Aim of the exercise:
Repeat every line below exactly as it reads.
::: Material for this exercise
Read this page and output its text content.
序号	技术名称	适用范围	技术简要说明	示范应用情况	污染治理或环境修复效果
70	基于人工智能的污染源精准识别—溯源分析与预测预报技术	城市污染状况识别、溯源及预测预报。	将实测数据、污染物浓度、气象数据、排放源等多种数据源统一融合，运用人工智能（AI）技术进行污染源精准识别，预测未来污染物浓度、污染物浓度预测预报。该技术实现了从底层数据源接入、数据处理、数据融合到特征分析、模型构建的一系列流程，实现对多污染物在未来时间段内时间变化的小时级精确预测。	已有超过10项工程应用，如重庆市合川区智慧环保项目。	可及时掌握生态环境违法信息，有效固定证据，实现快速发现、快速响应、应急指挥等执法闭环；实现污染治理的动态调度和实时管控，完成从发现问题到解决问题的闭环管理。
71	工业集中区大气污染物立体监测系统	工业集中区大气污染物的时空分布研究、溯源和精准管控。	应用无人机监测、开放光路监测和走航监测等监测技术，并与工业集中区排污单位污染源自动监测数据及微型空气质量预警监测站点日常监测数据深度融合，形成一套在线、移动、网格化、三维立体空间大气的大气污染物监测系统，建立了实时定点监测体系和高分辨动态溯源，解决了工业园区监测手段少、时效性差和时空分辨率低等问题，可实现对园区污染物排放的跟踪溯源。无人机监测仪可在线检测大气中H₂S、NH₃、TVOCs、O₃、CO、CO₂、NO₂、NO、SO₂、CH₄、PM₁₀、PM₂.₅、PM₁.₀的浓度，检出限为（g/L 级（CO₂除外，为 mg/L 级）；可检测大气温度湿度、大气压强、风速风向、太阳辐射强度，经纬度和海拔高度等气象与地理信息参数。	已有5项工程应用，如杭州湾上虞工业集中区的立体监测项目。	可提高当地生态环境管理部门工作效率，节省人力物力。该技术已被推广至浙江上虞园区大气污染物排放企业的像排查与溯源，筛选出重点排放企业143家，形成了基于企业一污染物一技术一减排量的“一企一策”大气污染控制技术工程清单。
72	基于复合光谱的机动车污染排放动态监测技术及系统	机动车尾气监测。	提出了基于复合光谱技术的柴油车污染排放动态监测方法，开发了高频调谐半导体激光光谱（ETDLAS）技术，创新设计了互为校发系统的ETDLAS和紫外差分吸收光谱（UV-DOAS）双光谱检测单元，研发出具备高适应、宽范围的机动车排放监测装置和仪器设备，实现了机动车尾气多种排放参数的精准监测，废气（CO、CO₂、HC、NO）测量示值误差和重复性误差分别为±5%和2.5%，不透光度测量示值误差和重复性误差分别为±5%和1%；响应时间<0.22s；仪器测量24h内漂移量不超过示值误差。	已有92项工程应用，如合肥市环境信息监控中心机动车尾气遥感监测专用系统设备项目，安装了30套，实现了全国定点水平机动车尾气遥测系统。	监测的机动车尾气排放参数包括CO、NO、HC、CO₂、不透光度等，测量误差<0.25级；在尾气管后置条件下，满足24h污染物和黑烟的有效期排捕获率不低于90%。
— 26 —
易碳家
::::::
Reply to the task:
Read this page and output its text content.
序号	技术名称	适用范围	技术简要说明	示范应用情况	污染治理或环境修复效果
70	基于人工智能的污染源精准识别—溯源分析与预测预报技术	城市污染状况识别、溯源及预测预报。	将实测数据、污染物浓度、气象数据、排放源等多种数据源统一融合，运用人工智能（AI）技术进行污染源精准识别，预测未来污染物浓度、污染物浓度预测预报。该技术实现了从底层数据源接入、数据处理、数据融合到特征分析、模型构建的一系列流程，实现对多污染物在未来时间段内时间变化的小时级精确预测。	已有超过10项工程应用，如重庆市合川区智慧环保项目。	可及时掌握生态环境违法信息，有效固定证据，实现快速发现、快速响应、应急指挥等执法闭环；实现污染治理的动态调度和实时管控，完成从发现问题到解决问题的闭环管理。
71	工业集中区大气污染物立体监测系统	工业集中区大气污染物的时空分布研究、溯源和精准管控。	应用无人机监测、开放光路监测和走航监测等监测技术，并与工业集中区排污单位污染源自动监测数据及微型空气质量预警监测站点日常监测数据深度融合，形成一套在线、移动、网格化、三维立体空间大气的大气污染物监测系统，建立了实时定点监测体系和高分辨动态溯源，解决了工业园区监测手段少、时效性差和时空分辨率低等问题，可实现对园区污染物排放的跟踪溯源。无人机监测仪可在线检测大气中H₂S、NH₃、TVOCs、O₃、CO、CO₂、NO₂、NO、SO₂、CH₄、PM₁₀、PM₂.₅、PM₁.₀的浓度，检出限为（g/L 级（CO₂除外，为 mg/L 级）；可检测大气温度湿度、大气压强、风速风向、太阳辐射强度，经纬度和海拔高度等气象与地理信息参数。	已有5项工程应用，如杭州湾上虞工业集中区的立体监测项目。	可提高当地生态环境管理部门工作效率，节省人力物力。该技术已被推广至浙江上虞园区大气污染物排放企业的像排查与溯源，筛选出重点排放企业143家，形成了基于企业一污染物一技术一减排量的“一企一策”大气污染控制技术工程清单。
72	基于复合光谱的机动车污染排放动态监测技术及系统	机动车尾气监测。	提出了基于复合光谱技术的柴油车污染排放动态监测方法，开发了高频调谐半导体激光光谱（ETDLAS）技术，创新设计了互为校发系统的ETDLAS和紫外差分吸收光谱（UV-DOAS）双光谱检测单元，研发出具备高适应、宽范围的机动车排放监测装置和仪器设备，实现了机动车尾气多种排放参数的精准监测，废气（CO、CO₂、HC、NO）测量示值误差和重复性误差分别为±5%和2.5%，不透光度测量示值误差和重复性误差分别为±5%和1%；响应时间<0.22s；仪器测量24h内漂移量不超过示值误差。	已有92项工程应用，如合肥市环境信息监控中心机动车尾气遥感监测专用系统设备项目，安装了30套，实现了全国定点水平机动车尾气遥测系统。	监测的机动车尾气排放参数包括CO、NO、HC、CO₂、不透光度等，测量误差<0.25级；在尾气管后置条件下，满足24h污染物和黑烟的有效期排捕获率不低于90%。
— 26 —
易碳家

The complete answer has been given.